» Task description:
Write the data out again in full, with no departure from the original.

Start of Given information

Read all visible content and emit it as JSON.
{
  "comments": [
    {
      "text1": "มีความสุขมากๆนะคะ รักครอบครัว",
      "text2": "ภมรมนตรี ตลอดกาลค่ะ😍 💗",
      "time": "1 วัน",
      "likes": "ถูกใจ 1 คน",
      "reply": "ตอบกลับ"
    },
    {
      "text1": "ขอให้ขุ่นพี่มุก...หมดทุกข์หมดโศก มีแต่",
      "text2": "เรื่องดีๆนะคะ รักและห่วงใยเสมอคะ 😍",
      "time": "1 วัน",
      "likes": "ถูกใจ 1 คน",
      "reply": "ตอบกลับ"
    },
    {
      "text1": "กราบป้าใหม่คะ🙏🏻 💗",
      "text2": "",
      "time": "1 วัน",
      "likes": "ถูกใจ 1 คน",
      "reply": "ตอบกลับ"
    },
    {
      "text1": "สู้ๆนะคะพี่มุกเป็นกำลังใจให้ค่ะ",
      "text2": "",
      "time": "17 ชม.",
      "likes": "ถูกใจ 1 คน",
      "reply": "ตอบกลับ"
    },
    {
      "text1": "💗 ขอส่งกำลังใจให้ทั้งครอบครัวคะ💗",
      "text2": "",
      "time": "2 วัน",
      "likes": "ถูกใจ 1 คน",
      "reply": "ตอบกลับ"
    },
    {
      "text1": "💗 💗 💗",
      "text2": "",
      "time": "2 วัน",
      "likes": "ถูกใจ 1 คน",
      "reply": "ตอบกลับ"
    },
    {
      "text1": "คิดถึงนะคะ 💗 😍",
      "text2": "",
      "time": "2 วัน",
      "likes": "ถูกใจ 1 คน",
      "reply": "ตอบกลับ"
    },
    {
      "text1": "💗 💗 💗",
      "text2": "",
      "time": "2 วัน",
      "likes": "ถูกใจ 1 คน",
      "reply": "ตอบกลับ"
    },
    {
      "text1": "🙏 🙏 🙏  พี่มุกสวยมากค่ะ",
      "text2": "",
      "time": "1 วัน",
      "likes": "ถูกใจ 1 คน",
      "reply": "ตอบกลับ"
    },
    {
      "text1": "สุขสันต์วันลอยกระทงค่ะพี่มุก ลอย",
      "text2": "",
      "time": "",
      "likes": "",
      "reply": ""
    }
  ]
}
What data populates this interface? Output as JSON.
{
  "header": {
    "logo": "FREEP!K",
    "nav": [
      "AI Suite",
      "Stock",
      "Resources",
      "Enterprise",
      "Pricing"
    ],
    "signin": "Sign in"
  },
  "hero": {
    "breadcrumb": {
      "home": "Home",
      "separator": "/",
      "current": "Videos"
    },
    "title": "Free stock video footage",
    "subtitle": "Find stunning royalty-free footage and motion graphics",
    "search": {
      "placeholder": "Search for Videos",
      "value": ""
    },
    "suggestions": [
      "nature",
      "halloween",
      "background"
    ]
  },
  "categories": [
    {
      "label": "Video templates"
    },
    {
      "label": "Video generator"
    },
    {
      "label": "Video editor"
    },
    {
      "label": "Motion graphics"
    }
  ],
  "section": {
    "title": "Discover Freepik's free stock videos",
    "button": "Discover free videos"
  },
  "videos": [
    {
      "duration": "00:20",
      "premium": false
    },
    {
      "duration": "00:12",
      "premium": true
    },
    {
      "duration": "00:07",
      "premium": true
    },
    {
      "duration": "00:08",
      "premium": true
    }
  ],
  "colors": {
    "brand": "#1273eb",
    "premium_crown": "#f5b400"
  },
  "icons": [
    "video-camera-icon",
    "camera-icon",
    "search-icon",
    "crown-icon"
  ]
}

End of Given information

» Problem solution:
Read all visible content and emit it as JSON.
{
  "comments": [
    {
      "text1": "มีความสุขมากๆนะคะ รักครอบครัว",
      "text2": "ภมรมนตรี ตลอดกาลค่ะ😍 💗",
      "time": "1 วัน",
      "likes": "ถูกใจ 1 คน",
      "reply": "ตอบกลับ"
    },
    {
      "text1": "ขอให้ขุ่นพี่มุก...หมดทุกข์หมดโศก มีแต่",
      "text2": "เรื่องดีๆนะคะ รักและห่วงใยเสมอคะ 😍",
      "time": "1 วัน",
      "likes": "ถูกใจ 1 คน",
      "reply": "ตอบกลับ"
    },
    {
      "text1": "กราบป้าใหม่คะ🙏🏻 💗",
      "text2": "",
      "time": "1 วัน",
      "likes": "ถูกใจ 1 คน",
      "reply": "ตอบกลับ"
    },
    {
      "text1": "สู้ๆนะคะพี่มุกเป็นกำลังใจให้ค่ะ",
      "text2": "",
      "time": "17 ชม.",
      "likes": "ถูกใจ 1 คน",
      "reply": "ตอบกลับ"
    },
    {
      "text1": "💗 ขอส่งกำลังใจให้ทั้งครอบครัวคะ💗",
      "text2": "",
      "time": "2 วัน",
      "likes": "ถูกใจ 1 คน",
      "reply": "ตอบกลับ"
    },
    {
      "text1": "💗 💗 💗",
      "text2": "",
      "time": "2 วัน",
      "likes": "ถูกใจ 1 คน",
      "reply": "ตอบกลับ"
    },
    {
      "text1": "คิดถึงนะคะ 💗 😍",
      "text2": "",
      "time": "2 วัน",
      "likes": "ถูกใจ 1 คน",
      "reply": "ตอบกลับ"
    },
    {
      "text1": "💗 💗 💗",
      "text2": "",
      "time": "2 วัน",
      "likes": "ถูกใจ 1 คน",
      "reply": "ตอบกลับ"
    },
    {
      "text1": "🙏 🙏 🙏  พี่มุกสวยมากค่ะ",
      "text2": "",
      "time": "1 วัน",
      "likes": "ถูกใจ 1 คน",
      "reply": "ตอบกลับ"
    },
    {
      "text1": "สุขสันต์วันลอยกระทงค่ะพี่มุก ลอย",
      "text2": "",
      "time": "",
      "likes": "",
      "reply": ""
    }
  ]
}
What data populates this interface? Output as JSON.
{
  "header": {
    "logo": "FREEP!K",
    "nav": [
      "AI Suite",
      "Stock",
      "Resources",
      "Enterprise",
      "Pricing"
    ],
    "signin": "Sign in"
  },
  "hero": {
    "breadcrumb": {
      "home": "Home",
      "separator": "/",
      "current": "Videos"
    },
    "title": "Free stock video footage",
    "subtitle": "Find stunning royalty-free footage and motion graphics",
    "search": {
      "placeholder": "Search for Videos",
      "value": ""
    },
    "suggestions": [
      "nature",
      "halloween",
      "background"
    ]
  },
  "categories": [
    {
      "label": "Video templates"
    },
    {
      "label": "Video generator"
    },
    {
      "label": "Video editor"
    },
    {
      "label": "Motion graphics"
    }
  ],
  "section": {
    "title": "Discover Freepik's free stock videos",
    "button": "Discover free videos"
  },
  "videos": [
    {
      "duration": "00:20",
      "premium": false
    },
    {
      "duration": "00:12",
      "premium": true
    },
    {
      "duration": "00:07",
      "premium": true
    },
    {
      "duration": "00:08",
      "premium": true
    }
  ],
  "colors": {
    "brand": "#1273eb",
    "premium_crown": "#f5b400"
  },
  "icons": [
    "video-camera-icon",
    "camera-icon",
    "search-icon",
    "crown-icon"
  ]
}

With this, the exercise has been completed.